- [Problem statement]: Every line that includes the word "match" is to be listed.

- [Excerpted records]:

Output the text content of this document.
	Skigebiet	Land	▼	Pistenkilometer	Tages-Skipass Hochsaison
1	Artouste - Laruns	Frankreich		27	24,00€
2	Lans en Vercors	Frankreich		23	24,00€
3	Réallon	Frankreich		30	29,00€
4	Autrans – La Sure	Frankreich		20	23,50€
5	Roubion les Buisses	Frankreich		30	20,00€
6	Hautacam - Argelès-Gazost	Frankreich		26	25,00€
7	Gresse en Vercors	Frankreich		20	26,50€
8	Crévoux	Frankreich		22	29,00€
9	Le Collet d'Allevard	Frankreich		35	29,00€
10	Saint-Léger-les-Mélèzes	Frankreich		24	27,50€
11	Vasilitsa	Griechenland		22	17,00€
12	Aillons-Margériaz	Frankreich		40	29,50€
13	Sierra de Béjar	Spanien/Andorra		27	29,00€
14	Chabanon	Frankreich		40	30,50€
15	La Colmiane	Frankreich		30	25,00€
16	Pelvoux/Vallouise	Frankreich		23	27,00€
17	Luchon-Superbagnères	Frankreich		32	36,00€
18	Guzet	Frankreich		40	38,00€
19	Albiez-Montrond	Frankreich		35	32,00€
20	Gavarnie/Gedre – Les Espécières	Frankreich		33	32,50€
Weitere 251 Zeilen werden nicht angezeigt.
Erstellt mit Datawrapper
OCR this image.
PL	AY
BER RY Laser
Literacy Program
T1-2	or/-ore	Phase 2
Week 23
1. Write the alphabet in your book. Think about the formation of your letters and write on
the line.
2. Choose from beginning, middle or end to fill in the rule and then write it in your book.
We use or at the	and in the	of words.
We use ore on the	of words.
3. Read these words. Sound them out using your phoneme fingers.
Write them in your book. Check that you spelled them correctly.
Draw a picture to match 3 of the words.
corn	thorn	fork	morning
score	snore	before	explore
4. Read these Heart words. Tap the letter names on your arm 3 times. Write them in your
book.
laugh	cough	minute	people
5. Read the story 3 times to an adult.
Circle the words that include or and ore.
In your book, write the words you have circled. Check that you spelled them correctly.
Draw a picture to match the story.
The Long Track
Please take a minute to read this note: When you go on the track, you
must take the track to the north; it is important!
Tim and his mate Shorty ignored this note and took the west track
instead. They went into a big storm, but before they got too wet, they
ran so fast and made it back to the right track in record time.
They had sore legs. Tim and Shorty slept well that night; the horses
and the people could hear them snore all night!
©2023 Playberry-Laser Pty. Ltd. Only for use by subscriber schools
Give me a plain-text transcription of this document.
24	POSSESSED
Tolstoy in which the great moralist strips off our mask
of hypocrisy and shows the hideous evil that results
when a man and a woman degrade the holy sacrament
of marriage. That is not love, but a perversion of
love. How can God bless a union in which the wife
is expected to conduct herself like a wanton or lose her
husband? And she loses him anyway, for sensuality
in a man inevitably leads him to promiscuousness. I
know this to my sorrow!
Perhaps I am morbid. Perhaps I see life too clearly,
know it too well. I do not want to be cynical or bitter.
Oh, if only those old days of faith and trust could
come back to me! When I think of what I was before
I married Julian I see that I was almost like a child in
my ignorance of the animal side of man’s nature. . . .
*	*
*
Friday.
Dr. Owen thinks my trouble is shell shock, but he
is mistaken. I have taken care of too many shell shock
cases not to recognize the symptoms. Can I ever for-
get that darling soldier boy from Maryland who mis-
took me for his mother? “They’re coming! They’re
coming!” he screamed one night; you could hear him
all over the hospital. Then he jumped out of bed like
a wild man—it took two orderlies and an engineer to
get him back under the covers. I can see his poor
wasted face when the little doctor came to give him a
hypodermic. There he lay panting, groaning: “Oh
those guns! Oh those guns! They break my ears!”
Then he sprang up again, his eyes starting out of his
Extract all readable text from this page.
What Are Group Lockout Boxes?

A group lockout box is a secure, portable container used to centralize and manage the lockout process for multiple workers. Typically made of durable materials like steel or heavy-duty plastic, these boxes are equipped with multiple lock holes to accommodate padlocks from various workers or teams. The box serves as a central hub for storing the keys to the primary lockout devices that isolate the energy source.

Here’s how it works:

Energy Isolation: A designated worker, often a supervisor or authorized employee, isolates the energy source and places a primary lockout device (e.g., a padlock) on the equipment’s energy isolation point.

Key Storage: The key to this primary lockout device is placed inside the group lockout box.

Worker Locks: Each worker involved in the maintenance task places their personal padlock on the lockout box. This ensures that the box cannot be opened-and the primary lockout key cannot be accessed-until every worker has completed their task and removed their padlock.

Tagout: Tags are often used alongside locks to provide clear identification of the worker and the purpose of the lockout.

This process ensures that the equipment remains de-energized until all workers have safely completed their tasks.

- [Answer for this exercise]:
Draw a picture to match 3 of the words.
Draw a picture to match the story.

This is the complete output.